#### PROBLEM DETAILS
Give back the full listing verbatim, apart from its images.

Some records:

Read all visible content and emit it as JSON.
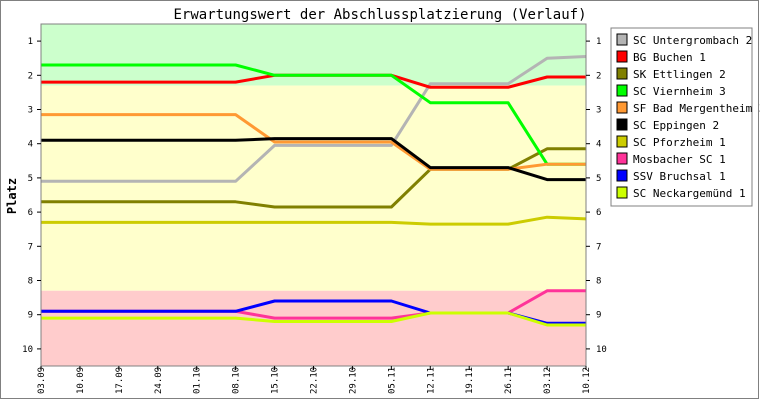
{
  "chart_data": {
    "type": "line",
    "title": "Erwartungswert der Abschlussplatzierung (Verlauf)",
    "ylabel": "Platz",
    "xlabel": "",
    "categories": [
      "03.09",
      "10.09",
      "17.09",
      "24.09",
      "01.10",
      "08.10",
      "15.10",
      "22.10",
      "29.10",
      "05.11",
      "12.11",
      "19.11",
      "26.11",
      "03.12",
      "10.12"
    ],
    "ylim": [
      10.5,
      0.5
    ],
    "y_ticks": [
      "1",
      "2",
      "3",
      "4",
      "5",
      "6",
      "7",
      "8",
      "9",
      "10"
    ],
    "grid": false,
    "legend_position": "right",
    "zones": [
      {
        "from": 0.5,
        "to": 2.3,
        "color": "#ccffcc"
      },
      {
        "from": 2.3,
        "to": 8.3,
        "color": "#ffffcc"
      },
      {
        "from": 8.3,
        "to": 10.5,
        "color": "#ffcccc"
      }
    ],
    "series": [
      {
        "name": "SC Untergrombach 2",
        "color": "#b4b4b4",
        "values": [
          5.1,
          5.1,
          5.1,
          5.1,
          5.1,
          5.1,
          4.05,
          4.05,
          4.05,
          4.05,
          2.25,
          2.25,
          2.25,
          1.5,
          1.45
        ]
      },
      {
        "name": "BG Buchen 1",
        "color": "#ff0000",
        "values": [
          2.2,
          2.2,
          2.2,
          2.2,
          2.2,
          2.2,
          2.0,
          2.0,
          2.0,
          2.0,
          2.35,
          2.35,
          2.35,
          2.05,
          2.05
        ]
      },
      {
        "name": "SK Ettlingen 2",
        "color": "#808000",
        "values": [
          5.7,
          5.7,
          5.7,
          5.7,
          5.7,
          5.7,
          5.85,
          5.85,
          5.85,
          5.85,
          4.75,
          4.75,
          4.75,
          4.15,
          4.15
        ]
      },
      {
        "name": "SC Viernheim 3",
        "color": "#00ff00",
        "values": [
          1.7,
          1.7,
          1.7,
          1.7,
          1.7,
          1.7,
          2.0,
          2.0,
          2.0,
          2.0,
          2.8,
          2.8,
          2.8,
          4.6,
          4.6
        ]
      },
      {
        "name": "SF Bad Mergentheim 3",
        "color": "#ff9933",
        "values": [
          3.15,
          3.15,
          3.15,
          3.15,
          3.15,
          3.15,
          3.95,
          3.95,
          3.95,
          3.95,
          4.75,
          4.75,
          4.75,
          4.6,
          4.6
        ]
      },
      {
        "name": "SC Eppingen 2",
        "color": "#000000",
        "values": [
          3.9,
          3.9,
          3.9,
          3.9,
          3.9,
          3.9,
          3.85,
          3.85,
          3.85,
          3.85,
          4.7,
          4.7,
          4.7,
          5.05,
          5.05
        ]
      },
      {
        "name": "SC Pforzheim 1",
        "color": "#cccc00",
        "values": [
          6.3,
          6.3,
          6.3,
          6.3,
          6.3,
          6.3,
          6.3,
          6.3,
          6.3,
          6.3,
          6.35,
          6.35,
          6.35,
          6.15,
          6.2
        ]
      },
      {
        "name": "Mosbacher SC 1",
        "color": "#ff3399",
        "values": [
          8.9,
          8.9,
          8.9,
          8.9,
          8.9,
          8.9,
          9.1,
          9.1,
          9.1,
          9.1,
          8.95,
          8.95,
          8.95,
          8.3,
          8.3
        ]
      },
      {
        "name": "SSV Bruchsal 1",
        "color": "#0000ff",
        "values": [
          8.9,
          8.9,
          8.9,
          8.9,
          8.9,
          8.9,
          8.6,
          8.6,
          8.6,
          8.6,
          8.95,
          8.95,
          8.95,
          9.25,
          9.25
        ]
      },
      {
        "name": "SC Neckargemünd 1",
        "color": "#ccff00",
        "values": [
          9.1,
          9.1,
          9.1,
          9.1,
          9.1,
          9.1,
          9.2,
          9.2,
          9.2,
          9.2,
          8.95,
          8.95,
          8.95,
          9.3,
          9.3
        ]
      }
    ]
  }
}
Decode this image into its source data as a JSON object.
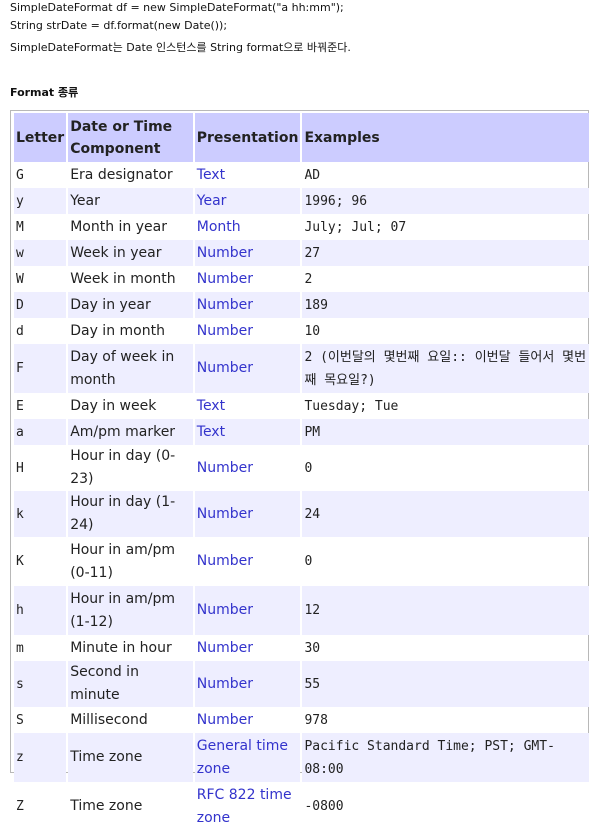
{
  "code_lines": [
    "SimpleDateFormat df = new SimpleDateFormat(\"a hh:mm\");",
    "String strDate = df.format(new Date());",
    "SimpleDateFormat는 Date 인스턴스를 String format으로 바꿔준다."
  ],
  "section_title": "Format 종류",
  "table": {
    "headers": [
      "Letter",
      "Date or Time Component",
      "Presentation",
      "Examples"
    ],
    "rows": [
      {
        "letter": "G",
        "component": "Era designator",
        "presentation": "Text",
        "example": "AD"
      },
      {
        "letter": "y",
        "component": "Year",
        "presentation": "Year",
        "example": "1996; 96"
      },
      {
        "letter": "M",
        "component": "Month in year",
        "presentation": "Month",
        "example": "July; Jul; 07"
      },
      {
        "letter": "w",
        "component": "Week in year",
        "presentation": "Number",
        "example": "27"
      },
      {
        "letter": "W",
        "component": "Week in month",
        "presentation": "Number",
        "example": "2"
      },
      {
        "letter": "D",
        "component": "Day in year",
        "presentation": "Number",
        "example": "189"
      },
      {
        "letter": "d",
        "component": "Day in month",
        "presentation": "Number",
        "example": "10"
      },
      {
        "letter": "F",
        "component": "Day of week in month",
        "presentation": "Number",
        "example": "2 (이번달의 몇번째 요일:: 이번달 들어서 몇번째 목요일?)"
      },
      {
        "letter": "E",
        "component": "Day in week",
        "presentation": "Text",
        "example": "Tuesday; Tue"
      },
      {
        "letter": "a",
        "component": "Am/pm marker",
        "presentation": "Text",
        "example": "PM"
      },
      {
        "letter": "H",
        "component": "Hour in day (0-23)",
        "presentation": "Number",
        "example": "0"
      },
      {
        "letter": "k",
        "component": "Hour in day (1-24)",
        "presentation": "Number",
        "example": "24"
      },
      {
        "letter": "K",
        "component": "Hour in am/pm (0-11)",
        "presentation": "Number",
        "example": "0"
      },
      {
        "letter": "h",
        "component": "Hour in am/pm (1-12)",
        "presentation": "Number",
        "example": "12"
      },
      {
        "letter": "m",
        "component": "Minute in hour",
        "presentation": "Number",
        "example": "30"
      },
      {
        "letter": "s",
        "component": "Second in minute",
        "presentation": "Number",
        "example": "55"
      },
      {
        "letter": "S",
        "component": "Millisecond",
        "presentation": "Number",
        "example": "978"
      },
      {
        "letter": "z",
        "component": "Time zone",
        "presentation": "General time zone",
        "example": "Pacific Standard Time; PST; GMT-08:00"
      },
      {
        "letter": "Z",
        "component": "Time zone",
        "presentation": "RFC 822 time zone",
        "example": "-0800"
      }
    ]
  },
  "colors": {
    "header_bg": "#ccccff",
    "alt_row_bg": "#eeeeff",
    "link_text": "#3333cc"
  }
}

#### COMPLETED TASK
Read all visible content and emit it as JSON.
{
  "chart_data": {
    "type": "line",
    "title": "Erwartungswert der Abschlussplatzierung (Verlauf)",
    "ylabel": "Platz",
    "xlabel": "",
    "categories": [
      "03.09",
      "10.09",
      "17.09",
      "24.09",
      "01.10",
      "08.10",
      "15.10",
      "22.10",
      "29.10",
      "05.11",
      "12.11",
      "19.11",
      "26.11",
      "03.12",
      "10.12"
    ],
    "ylim": [
      10.5,
      0.5
    ],
    "y_ticks": [
      "1",
      "2",
      "3",
      "4",
      "5",
      "6",
      "7",
      "8",
      "9",
      "10"
    ],
    "grid": false,
    "legend_position": "right",
    "zones": [
      {
        "from": 0.5,
        "to": 2.3,
        "color": "#ccffcc"
      },
      {
        "from": 2.3,
        "to": 8.3,
        "color": "#ffffcc"
      },
      {
        "from": 8.3,
        "to": 10.5,
        "color": "#ffcccc"
      }
    ],
    "series": [
      {
        "name": "SC Untergrombach 2",
        "color": "#b4b4b4",
        "values": [
          5.1,
          5.1,
          5.1,
          5.1,
          5.1,
          5.1,
          4.05,
          4.05,
          4.05,
          4.05,
          2.25,
          2.25,
          2.25,
          1.5,
          1.45
        ]
      },
      {
        "name": "BG Buchen 1",
        "color": "#ff0000",
        "values": [
          2.2,
          2.2,
          2.2,
          2.2,
          2.2,
          2.2,
          2.0,
          2.0,
          2.0,
          2.0,
          2.35,
          2.35,
          2.35,
          2.05,
          2.05
        ]
      },
      {
        "name": "SK Ettlingen 2",
        "color": "#808000",
        "values": [
          5.7,
          5.7,
          5.7,
          5.7,
          5.7,
          5.7,
          5.85,
          5.85,
          5.85,
          5.85,
          4.75,
          4.75,
          4.75,
          4.15,
          4.15
        ]
      },
      {
        "name": "SC Viernheim 3",
        "color": "#00ff00",
        "values": [
          1.7,
          1.7,
          1.7,
          1.7,
          1.7,
          1.7,
          2.0,
          2.0,
          2.0,
          2.0,
          2.8,
          2.8,
          2.8,
          4.6,
          4.6
        ]
      },
      {
        "name": "SF Bad Mergentheim 3",
        "color": "#ff9933",
        "values": [
          3.15,
          3.15,
          3.15,
          3.15,
          3.15,
          3.15,
          3.95,
          3.95,
          3.95,
          3.95,
          4.75,
          4.75,
          4.75,
          4.6,
          4.6
        ]
      },
      {
        "name": "SC Eppingen 2",
        "color": "#000000",
        "values": [
          3.9,
          3.9,
          3.9,
          3.9,
          3.9,
          3.9,
          3.85,
          3.85,
          3.85,
          3.85,
          4.7,
          4.7,
          4.7,
          5.05,
          5.05
        ]
      },
      {
        "name": "SC Pforzheim 1",
        "color": "#cccc00",
        "values": [
          6.3,
          6.3,
          6.3,
          6.3,
          6.3,
          6.3,
          6.3,
          6.3,
          6.3,
          6.3,
          6.35,
          6.35,
          6.35,
          6.15,
          6.2
        ]
      },
      {
        "name": "Mosbacher SC 1",
        "color": "#ff3399",
        "values": [
          8.9,
          8.9,
          8.9,
          8.9,
          8.9,
          8.9,
          9.1,
          9.1,
          9.1,
          9.1,
          8.95,
          8.95,
          8.95,
          8.3,
          8.3
        ]
      },
      {
        "name": "SSV Bruchsal 1",
        "color": "#0000ff",
        "values": [
          8.9,
          8.9,
          8.9,
          8.9,
          8.9,
          8.9,
          8.6,
          8.6,
          8.6,
          8.6,
          8.95,
          8.95,
          8.95,
          9.25,
          9.25
        ]
      },
      {
        "name": "SC Neckargemünd 1",
        "color": "#ccff00",
        "values": [
          9.1,
          9.1,
          9.1,
          9.1,
          9.1,
          9.1,
          9.2,
          9.2,
          9.2,
          9.2,
          8.95,
          8.95,
          8.95,
          9.3,
          9.3
        ]
      }
    ]
  }
}
Decode this image into its source data as a JSON object.
{
  "code_lines": [
    "SimpleDateFormat df = new SimpleDateFormat(\"a hh:mm\");",
    "String strDate = df.format(new Date());",
    "SimpleDateFormat는 Date 인스턴스를 String format으로 바꿔준다."
  ],
  "section_title": "Format 종류",
  "table": {
    "headers": [
      "Letter",
      "Date or Time Component",
      "Presentation",
      "Examples"
    ],
    "rows": [
      {
        "letter": "G",
        "component": "Era designator",
        "presentation": "Text",
        "example": "AD"
      },
      {
        "letter": "y",
        "component": "Year",
        "presentation": "Year",
        "example": "1996; 96"
      },
      {
        "letter": "M",
        "component": "Month in year",
        "presentation": "Month",
        "example": "July; Jul; 07"
      },
      {
        "letter": "w",
        "component": "Week in year",
        "presentation": "Number",
        "example": "27"
      },
      {
        "letter": "W",
        "component": "Week in month",
        "presentation": "Number",
        "example": "2"
      },
      {
        "letter": "D",
        "component": "Day in year",
        "presentation": "Number",
        "example": "189"
      },
      {
        "letter": "d",
        "component": "Day in month",
        "presentation": "Number",
        "example": "10"
      },
      {
        "letter": "F",
        "component": "Day of week in month",
        "presentation": "Number",
        "example": "2 (이번달의 몇번째 요일:: 이번달 들어서 몇번째 목요일?)"
      },
      {
        "letter": "E",
        "component": "Day in week",
        "presentation": "Text",
        "example": "Tuesday; Tue"
      },
      {
        "letter": "a",
        "component": "Am/pm marker",
        "presentation": "Text",
        "example": "PM"
      },
      {
        "letter": "H",
        "component": "Hour in day (0-23)",
        "presentation": "Number",
        "example": "0"
      },
      {
        "letter": "k",
        "component": "Hour in day (1-24)",
        "presentation": "Number",
        "example": "24"
      },
      {
        "letter": "K",
        "component": "Hour in am/pm (0-11)",
        "presentation": "Number",
        "example": "0"
      },
      {
        "letter": "h",
        "component": "Hour in am/pm (1-12)",
        "presentation": "Number",
        "example": "12"
      },
      {
        "letter": "m",
        "component": "Minute in hour",
        "presentation": "Number",
        "example": "30"
      },
      {
        "letter": "s",
        "component": "Second in minute",
        "presentation": "Number",
        "example": "55"
      },
      {
        "letter": "S",
        "component": "Millisecond",
        "presentation": "Number",
        "example": "978"
      },
      {
        "letter": "z",
        "component": "Time zone",
        "presentation": "General time zone",
        "example": "Pacific Standard Time; PST; GMT-08:00"
      },
      {
        "letter": "Z",
        "component": "Time zone",
        "presentation": "RFC 822 time zone",
        "example": "-0800"
      }
    ]
  },
  "colors": {
    "header_bg": "#ccccff",
    "alt_row_bg": "#eeeeff",
    "link_text": "#3333cc"
  }
}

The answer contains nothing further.